▶ [Direction] Reproduce each line exactly, including spacing and punctuation.

▶ [Collected data entries]

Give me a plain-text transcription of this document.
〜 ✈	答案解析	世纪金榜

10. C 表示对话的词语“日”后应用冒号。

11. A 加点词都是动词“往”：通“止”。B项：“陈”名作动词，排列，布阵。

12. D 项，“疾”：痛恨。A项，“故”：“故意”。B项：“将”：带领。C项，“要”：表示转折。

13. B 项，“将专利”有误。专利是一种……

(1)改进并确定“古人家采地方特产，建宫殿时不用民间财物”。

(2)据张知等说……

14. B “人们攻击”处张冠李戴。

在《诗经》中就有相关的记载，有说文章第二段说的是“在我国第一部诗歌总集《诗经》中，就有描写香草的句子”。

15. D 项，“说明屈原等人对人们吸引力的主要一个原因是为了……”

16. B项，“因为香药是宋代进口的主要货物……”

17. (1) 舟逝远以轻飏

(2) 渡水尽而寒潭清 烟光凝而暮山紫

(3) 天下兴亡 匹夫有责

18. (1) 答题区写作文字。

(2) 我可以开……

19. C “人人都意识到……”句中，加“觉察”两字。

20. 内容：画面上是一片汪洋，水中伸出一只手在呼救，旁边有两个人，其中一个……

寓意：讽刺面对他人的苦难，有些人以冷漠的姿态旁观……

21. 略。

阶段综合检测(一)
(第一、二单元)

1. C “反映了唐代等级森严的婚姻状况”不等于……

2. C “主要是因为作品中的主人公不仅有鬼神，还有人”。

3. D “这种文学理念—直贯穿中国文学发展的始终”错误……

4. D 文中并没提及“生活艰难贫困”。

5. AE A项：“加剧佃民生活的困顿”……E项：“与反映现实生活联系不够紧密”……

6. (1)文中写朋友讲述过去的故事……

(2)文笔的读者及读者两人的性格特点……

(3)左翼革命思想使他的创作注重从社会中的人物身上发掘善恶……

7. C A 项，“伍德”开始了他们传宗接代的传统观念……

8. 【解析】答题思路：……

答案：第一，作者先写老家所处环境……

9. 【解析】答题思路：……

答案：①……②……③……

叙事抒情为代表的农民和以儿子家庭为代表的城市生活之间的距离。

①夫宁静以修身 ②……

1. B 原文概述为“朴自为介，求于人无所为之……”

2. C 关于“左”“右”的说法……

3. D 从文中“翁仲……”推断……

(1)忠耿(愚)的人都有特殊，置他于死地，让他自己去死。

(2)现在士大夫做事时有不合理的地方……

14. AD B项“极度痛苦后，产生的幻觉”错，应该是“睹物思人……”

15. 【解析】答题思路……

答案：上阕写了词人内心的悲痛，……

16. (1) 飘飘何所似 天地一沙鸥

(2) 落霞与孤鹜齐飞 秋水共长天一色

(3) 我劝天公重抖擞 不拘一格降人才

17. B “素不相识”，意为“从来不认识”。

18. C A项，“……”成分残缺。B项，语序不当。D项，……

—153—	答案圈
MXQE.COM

▶ [Written answer]
Give me a plain-text transcription of this document.
〜 ✈	答案解析	世纪金榜

10. C 表示对话的词语“日”后应用冒号。

11. A 加点词都是动词“往”：通“止”。B项：“陈”名作动词，排列，布阵。

12. D 项，“疾”：痛恨。A项，“故”：“故意”。B项：“将”：带领。C项，“要”：表示转折。

13. B 项，“将专利”有误。专利是一种……

(1)改进并确定“古人家采地方特产，建宫殿时不用民间财物”。

(2)据张知等说……

14. B “人们攻击”处张冠李戴。

在《诗经》中就有相关的记载，有说文章第二段说的是“在我国第一部诗歌总集《诗经》中，就有描写香草的句子”。

15. D 项，“说明屈原等人对人们吸引力的主要一个原因是为了……”

16. B项，“因为香药是宋代进口的主要货物……”

17. (1) 舟逝远以轻飏

(2) 渡水尽而寒潭清 烟光凝而暮山紫

(3) 天下兴亡 匹夫有责

18. (1) 答题区写作文字。

(2) 我可以开……

19. C “人人都意识到……”句中，加“觉察”两字。

20. 内容：画面上是一片汪洋，水中伸出一只手在呼救，旁边有两个人，其中一个……

寓意：讽刺面对他人的苦难，有些人以冷漠的姿态旁观……

21. 略。

阶段综合检测(一)
(第一、二单元)

1. C “反映了唐代等级森严的婚姻状况”不等于……

2. C “主要是因为作品中的主人公不仅有鬼神，还有人”。

3. D “这种文学理念—直贯穿中国文学发展的始终”错误……

4. D 文中并没提及“生活艰难贫困”。

5. AE A项：“加剧佃民生活的困顿”……E项：“与反映现实生活联系不够紧密”……

6. (1)文中写朋友讲述过去的故事……

(2)文笔的读者及读者两人的性格特点……

(3)左翼革命思想使他的创作注重从社会中的人物身上发掘善恶……

7. C A 项，“伍德”开始了他们传宗接代的传统观念……

8. 【解析】答题思路：……

答案：第一，作者先写老家所处环境……

9. 【解析】答题思路：……

答案：①……②……③……

叙事抒情为代表的农民和以儿子家庭为代表的城市生活之间的距离。

①夫宁静以修身 ②……

1. B 原文概述为“朴自为介，求于人无所为之……”

2. C 关于“左”“右”的说法……

3. D 从文中“翁仲……”推断……

(1)忠耿(愚)的人都有特殊，置他于死地，让他自己去死。

(2)现在士大夫做事时有不合理的地方……

14. AD B项“极度痛苦后，产生的幻觉”错，应该是“睹物思人……”

15. 【解析】答题思路……

答案：上阕写了词人内心的悲痛，……

16. (1) 飘飘何所似 天地一沙鸥

(2) 落霞与孤鹜齐飞 秋水共长天一色

(3) 我劝天公重抖擞 不拘一格降人才

17. B “素不相识”，意为“从来不认识”。

18. C A项，“……”成分残缺。B项，语序不当。D项，……

—153—	答案圈
MXQE.COM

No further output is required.